__THE EXERCISE__.
Pick out every line in the data below that holds "environments".

__ROWS__.

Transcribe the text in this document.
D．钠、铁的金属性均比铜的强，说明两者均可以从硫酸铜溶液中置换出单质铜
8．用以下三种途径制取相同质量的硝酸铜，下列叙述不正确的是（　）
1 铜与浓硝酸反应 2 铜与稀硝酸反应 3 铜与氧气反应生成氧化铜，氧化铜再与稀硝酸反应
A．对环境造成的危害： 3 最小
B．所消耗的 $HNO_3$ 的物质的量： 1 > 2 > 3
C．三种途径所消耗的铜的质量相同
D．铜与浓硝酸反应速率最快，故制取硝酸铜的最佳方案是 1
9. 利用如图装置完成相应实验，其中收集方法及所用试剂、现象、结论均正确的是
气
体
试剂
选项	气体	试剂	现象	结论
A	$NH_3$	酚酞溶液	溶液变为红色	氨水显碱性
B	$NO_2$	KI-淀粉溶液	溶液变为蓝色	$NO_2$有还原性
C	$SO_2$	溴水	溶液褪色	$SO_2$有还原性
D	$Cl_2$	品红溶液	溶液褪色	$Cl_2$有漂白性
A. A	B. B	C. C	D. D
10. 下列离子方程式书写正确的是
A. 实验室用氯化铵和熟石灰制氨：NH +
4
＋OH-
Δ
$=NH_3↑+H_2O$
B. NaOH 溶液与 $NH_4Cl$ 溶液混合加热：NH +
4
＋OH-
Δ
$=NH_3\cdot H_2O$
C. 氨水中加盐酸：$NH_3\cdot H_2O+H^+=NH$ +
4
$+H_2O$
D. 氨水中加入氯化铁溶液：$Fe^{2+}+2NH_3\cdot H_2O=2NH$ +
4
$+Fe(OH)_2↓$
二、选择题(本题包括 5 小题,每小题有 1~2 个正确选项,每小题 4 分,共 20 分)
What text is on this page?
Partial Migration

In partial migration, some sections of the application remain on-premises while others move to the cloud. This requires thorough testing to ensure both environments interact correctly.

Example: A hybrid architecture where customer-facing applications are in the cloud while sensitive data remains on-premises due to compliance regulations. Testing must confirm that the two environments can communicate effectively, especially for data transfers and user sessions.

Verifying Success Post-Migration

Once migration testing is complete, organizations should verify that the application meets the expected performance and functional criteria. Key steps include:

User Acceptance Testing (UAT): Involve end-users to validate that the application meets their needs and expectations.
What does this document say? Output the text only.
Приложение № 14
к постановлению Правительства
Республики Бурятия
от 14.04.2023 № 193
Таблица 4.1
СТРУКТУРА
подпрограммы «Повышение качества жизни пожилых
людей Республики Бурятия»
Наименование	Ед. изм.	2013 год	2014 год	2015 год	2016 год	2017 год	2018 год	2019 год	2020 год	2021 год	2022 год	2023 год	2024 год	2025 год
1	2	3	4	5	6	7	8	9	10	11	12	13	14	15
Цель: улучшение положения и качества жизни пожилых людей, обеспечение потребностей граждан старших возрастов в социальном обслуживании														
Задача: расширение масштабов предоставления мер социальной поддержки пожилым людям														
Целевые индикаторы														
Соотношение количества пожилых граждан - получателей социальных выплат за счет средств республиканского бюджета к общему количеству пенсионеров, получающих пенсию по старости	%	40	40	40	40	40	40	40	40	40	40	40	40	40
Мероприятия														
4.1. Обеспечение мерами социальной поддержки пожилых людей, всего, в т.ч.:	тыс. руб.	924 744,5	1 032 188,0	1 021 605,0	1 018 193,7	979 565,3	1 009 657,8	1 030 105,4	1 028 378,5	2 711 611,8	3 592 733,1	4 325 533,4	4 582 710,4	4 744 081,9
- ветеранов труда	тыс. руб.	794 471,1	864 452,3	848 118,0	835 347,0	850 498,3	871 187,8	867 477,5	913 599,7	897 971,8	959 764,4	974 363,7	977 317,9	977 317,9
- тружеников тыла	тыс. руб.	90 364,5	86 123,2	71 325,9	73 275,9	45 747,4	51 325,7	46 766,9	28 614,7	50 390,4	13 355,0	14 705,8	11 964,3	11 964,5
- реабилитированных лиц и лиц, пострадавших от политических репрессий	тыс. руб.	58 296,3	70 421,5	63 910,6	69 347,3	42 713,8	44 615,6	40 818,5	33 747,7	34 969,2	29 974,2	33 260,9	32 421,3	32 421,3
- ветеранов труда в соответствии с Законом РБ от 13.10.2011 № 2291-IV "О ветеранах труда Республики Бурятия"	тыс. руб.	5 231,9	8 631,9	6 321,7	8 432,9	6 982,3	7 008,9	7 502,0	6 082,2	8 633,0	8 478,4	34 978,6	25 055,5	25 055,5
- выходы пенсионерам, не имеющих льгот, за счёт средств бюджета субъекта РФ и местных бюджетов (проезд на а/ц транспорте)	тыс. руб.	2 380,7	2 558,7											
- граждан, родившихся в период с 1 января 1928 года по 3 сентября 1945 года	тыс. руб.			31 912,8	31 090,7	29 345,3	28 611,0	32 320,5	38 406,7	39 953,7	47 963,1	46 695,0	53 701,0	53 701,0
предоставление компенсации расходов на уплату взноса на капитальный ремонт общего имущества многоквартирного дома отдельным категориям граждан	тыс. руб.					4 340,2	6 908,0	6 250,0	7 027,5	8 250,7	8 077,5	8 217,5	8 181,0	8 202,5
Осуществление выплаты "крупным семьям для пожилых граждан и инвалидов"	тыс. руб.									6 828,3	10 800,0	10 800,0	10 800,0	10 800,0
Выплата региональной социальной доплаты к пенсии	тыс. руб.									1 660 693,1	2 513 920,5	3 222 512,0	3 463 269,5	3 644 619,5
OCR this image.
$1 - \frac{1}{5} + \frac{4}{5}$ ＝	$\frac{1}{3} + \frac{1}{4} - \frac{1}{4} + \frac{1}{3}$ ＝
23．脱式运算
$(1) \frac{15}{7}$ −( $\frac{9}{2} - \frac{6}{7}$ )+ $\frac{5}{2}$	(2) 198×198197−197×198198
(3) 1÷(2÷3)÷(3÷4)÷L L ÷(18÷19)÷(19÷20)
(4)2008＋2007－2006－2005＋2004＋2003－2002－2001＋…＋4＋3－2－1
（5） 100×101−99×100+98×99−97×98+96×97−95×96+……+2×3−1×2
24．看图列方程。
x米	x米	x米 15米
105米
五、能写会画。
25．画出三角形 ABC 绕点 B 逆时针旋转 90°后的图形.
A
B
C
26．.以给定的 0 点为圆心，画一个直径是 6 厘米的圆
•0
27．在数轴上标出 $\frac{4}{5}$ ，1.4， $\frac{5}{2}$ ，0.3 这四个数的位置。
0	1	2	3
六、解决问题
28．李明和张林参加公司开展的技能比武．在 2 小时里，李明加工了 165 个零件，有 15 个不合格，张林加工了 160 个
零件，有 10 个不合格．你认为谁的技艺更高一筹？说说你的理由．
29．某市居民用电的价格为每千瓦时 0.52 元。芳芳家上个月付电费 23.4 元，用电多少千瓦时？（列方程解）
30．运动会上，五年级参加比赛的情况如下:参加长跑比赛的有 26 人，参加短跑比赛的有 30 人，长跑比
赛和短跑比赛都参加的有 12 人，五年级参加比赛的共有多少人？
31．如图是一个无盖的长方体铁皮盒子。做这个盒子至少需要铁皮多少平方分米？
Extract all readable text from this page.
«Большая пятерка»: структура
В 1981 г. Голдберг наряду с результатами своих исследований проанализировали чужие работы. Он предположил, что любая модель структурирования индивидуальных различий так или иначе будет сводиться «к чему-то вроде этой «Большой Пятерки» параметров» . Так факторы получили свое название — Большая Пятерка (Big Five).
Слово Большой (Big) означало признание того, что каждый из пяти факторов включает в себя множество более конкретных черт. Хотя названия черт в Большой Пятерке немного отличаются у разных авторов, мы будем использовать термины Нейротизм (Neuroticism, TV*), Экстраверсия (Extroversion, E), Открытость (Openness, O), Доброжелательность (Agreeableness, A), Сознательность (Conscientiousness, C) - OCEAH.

__RESPONSE TO THIS EXERCISE__.
In partial migration, some sections of the application remain on-premises while others move to the cloud. This requires thorough testing to ensure both environments interact correctly.
Example: A hybrid architecture where customer-facing applications are in the cloud while sensitive data remains on-premises due to compliance regulations. Testing must confirm that the two environments can communicate effectively, especially for data transfers and user sessions.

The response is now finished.